--- INPUT DATA ---
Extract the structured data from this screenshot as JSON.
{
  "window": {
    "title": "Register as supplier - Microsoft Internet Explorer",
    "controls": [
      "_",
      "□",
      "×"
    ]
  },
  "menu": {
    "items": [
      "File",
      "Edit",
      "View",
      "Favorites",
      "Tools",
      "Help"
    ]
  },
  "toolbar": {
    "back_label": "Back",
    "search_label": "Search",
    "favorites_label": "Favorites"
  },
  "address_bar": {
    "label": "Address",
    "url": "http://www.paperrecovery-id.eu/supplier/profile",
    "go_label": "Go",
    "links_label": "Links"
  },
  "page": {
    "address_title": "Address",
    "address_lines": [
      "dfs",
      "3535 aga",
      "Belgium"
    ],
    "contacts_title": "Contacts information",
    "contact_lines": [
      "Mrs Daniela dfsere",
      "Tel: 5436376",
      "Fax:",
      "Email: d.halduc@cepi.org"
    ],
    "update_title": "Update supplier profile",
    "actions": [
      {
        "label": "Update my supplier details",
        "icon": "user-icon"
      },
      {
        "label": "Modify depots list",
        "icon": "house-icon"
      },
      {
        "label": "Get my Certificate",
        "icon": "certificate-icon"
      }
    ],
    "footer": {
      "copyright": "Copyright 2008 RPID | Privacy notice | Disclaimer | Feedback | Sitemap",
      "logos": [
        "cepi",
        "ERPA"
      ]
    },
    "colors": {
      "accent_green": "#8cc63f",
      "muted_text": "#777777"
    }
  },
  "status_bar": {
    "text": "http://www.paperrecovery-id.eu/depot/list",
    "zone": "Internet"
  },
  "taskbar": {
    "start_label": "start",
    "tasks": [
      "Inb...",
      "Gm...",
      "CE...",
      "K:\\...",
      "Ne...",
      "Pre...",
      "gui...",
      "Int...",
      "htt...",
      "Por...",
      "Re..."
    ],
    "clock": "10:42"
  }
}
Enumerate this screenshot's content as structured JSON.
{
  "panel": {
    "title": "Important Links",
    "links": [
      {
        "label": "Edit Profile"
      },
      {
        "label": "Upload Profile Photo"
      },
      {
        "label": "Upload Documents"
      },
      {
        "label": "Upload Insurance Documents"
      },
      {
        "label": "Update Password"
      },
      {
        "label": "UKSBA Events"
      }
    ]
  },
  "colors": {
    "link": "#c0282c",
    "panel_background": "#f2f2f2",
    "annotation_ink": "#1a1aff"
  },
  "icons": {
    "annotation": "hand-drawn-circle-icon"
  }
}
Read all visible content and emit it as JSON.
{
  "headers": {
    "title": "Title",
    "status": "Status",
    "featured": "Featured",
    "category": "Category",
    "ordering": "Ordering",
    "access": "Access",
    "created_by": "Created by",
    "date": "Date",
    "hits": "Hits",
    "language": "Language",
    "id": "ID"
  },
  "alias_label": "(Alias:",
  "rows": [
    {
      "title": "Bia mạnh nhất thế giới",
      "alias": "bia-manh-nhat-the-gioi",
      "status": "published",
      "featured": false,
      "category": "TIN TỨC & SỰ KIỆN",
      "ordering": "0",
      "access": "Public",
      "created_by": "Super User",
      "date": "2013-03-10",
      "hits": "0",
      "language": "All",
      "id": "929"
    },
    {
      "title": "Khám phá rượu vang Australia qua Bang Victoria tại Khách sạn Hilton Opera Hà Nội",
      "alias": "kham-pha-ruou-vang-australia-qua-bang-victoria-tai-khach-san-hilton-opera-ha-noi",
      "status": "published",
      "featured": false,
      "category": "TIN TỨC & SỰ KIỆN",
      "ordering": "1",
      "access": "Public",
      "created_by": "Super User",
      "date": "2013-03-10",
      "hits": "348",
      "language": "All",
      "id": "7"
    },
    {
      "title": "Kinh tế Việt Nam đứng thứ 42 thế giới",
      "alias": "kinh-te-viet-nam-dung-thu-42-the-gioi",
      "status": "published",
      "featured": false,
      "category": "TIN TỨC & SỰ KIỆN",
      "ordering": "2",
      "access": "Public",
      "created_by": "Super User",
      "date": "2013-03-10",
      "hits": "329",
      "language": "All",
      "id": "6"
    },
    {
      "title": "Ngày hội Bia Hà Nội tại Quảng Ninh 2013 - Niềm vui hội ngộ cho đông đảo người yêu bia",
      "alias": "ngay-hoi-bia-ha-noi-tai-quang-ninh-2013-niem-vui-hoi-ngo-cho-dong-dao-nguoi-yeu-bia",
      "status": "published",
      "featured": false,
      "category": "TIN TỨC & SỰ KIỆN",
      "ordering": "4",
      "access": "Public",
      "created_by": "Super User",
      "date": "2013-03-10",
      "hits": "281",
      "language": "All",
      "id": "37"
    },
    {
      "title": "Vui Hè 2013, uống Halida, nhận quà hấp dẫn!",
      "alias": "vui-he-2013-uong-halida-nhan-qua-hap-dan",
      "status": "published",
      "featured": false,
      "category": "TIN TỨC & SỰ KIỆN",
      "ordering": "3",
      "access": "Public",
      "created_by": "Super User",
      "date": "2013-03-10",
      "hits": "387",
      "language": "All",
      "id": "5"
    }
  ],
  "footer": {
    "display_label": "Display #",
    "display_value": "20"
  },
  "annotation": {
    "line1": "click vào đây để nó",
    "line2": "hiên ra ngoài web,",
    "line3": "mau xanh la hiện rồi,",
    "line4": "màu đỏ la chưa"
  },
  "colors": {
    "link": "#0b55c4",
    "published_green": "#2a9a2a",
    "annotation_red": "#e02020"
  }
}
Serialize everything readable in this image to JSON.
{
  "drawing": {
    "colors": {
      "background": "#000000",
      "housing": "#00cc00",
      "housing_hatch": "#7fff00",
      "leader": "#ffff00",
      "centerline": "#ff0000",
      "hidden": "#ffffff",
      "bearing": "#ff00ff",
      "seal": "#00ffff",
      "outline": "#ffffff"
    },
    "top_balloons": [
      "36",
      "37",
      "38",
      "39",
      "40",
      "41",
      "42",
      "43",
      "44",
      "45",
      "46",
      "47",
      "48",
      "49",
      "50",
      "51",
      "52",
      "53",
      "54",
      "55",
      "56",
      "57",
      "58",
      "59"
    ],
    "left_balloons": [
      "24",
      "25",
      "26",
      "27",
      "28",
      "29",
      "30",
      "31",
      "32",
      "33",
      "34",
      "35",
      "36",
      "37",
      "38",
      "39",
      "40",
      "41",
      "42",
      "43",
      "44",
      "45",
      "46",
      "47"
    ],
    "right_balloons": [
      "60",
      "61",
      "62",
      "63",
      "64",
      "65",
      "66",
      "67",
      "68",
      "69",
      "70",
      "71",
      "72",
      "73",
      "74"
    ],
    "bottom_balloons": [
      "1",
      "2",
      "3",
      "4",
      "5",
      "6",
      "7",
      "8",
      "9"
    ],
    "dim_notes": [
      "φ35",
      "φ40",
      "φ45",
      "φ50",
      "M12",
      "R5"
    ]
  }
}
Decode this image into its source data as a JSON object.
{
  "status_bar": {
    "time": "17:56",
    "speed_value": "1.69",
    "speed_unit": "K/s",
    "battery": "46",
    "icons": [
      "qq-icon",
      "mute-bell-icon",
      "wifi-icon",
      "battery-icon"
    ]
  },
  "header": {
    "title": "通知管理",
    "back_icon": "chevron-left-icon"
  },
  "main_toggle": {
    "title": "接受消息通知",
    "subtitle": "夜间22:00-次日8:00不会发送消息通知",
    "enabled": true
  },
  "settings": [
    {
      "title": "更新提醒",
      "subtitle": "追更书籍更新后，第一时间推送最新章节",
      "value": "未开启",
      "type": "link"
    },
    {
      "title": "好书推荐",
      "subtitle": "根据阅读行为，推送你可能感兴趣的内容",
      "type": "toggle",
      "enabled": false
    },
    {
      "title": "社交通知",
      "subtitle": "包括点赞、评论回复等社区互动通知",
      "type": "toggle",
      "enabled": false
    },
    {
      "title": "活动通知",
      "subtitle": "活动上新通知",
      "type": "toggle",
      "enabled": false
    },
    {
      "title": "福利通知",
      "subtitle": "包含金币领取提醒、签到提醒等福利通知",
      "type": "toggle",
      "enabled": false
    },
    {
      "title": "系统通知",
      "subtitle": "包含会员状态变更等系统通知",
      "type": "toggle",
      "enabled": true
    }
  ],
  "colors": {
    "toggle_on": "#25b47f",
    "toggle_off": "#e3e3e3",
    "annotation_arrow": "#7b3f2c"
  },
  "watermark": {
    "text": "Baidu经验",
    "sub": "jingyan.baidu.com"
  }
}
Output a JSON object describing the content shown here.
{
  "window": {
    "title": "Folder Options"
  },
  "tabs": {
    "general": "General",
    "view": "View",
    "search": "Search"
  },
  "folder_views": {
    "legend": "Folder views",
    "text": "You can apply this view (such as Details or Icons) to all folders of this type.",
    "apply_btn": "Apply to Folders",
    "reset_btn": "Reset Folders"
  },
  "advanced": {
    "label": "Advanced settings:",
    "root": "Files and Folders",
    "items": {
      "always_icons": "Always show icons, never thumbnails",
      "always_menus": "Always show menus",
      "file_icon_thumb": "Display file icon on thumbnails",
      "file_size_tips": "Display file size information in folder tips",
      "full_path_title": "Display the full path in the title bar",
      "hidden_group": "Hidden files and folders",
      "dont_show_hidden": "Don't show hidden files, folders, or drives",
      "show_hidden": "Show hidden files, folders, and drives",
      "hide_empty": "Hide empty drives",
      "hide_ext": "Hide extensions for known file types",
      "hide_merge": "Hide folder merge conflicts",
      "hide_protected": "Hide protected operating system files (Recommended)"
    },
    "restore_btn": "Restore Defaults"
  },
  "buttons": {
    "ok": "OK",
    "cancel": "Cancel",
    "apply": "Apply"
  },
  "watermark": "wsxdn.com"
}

--- INSTRUCTIONS TO FOLLOW ---
Identify every line holding the word "Update" and copy it out.

--- OUTPUT BELOW ---
    "update_title": "Update supplier profile",
        "label": "Update my supplier details",
        "label": "Update Password"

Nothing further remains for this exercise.